**Extracts from a graphics dataset**

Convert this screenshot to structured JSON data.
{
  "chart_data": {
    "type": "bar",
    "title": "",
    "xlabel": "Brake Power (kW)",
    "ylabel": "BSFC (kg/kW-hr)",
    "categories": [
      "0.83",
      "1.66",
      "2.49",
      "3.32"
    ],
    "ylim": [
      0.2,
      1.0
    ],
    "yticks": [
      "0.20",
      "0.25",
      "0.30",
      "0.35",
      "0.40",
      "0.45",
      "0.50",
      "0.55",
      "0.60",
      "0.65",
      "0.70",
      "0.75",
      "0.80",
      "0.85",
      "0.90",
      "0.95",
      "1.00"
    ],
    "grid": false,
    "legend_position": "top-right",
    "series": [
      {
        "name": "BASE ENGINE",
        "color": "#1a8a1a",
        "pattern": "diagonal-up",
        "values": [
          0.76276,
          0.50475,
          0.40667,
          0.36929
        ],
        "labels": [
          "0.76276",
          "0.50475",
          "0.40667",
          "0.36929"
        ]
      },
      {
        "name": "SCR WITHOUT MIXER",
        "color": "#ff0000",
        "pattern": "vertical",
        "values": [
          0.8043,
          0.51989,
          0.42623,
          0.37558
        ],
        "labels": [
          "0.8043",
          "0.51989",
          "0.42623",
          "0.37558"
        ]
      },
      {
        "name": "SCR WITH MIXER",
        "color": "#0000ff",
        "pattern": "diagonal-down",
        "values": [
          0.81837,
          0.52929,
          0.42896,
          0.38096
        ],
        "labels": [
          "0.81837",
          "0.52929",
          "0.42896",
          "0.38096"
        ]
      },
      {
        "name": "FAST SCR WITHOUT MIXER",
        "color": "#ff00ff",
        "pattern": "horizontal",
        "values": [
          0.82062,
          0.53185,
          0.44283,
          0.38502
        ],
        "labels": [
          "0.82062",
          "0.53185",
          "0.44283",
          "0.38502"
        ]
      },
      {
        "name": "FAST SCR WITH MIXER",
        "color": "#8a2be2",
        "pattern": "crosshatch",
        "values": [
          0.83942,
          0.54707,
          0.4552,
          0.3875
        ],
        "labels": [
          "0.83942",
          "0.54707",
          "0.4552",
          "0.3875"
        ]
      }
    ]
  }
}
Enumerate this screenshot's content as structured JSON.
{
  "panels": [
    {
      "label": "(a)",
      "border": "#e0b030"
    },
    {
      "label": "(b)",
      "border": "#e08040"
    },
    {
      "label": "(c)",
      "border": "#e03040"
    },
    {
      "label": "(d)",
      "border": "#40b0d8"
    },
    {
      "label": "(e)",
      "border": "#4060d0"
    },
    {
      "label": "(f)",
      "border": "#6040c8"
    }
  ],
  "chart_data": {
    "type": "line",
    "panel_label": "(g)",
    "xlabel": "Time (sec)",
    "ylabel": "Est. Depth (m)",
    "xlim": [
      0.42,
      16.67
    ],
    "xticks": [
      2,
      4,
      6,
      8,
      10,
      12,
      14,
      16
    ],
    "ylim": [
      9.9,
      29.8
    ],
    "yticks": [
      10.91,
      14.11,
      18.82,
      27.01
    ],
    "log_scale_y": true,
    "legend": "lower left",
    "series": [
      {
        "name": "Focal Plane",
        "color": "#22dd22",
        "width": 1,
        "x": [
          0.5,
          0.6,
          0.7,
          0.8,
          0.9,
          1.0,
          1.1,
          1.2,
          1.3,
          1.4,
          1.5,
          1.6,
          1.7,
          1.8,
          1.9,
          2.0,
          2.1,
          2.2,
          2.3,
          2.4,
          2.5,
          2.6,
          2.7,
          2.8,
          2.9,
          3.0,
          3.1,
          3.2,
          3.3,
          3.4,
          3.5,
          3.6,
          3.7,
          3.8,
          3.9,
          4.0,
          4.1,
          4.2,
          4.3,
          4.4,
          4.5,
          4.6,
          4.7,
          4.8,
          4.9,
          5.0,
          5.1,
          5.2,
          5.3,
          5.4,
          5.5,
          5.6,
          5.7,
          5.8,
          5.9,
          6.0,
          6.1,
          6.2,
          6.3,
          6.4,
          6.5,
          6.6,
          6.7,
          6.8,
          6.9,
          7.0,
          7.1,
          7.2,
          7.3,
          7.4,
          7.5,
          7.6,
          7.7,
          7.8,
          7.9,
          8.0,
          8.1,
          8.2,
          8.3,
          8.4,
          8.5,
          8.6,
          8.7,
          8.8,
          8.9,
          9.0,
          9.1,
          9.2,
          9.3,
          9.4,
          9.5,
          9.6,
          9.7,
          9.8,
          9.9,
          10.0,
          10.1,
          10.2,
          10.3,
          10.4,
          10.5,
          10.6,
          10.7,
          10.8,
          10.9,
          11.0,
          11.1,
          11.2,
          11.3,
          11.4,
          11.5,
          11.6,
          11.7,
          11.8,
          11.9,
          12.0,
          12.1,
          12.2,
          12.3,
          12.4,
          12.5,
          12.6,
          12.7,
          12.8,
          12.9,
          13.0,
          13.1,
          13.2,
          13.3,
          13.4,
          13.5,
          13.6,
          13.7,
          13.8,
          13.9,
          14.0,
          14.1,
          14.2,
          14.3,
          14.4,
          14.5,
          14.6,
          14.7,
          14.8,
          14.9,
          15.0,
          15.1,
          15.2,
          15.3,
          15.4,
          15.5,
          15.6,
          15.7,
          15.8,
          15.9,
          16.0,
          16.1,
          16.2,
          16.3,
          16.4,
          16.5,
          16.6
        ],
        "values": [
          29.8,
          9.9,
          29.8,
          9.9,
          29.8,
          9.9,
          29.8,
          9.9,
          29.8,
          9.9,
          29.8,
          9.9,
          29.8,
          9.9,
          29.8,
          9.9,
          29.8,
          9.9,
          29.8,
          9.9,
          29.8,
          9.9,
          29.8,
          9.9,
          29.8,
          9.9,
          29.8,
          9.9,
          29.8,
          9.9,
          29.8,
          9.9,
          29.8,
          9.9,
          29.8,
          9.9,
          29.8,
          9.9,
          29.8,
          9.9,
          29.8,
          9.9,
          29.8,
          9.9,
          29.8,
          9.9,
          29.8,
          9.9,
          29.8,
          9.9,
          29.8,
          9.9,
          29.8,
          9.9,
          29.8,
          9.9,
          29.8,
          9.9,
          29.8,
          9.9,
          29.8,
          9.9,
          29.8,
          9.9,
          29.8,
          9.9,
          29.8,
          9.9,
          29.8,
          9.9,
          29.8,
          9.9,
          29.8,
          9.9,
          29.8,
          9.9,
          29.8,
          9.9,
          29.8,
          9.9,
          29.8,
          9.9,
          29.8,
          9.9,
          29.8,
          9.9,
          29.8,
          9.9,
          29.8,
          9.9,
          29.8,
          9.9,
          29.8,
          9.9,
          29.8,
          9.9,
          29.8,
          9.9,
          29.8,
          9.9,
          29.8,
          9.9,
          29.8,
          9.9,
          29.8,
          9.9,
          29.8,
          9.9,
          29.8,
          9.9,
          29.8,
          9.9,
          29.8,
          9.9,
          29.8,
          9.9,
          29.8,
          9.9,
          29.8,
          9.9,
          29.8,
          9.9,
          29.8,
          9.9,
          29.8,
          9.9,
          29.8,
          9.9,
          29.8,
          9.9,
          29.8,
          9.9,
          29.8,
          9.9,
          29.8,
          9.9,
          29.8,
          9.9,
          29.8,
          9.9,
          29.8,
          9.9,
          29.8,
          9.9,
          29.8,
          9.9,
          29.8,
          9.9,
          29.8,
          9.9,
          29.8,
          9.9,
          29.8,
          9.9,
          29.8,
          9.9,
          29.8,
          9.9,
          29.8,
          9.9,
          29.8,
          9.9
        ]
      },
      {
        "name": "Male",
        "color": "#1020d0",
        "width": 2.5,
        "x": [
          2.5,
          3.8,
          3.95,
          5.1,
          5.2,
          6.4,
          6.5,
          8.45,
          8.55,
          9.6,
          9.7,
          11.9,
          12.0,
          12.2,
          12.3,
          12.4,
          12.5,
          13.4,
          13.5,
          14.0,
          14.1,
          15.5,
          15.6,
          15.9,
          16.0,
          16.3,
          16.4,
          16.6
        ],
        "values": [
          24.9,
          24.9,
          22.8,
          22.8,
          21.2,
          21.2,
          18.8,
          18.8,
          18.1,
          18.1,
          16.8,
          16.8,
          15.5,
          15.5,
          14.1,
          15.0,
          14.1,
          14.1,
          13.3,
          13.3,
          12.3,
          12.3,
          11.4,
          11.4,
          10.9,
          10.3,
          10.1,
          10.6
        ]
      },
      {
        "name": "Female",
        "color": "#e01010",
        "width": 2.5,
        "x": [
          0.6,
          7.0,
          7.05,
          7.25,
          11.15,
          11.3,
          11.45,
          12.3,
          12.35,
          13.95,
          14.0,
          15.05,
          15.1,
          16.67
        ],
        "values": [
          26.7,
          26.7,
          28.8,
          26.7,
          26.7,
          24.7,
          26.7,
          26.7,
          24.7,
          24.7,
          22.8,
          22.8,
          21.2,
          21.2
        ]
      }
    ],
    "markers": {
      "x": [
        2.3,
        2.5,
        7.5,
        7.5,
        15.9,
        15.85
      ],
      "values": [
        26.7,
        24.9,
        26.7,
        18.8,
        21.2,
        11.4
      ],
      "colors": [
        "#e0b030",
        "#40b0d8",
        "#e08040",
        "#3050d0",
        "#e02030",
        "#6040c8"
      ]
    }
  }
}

**DIRECTION**
Of the lines in the material, how many contain the word "ylabel"? Reply with the number and nothing else.

**RESULT OF THIS EXERCISE**
2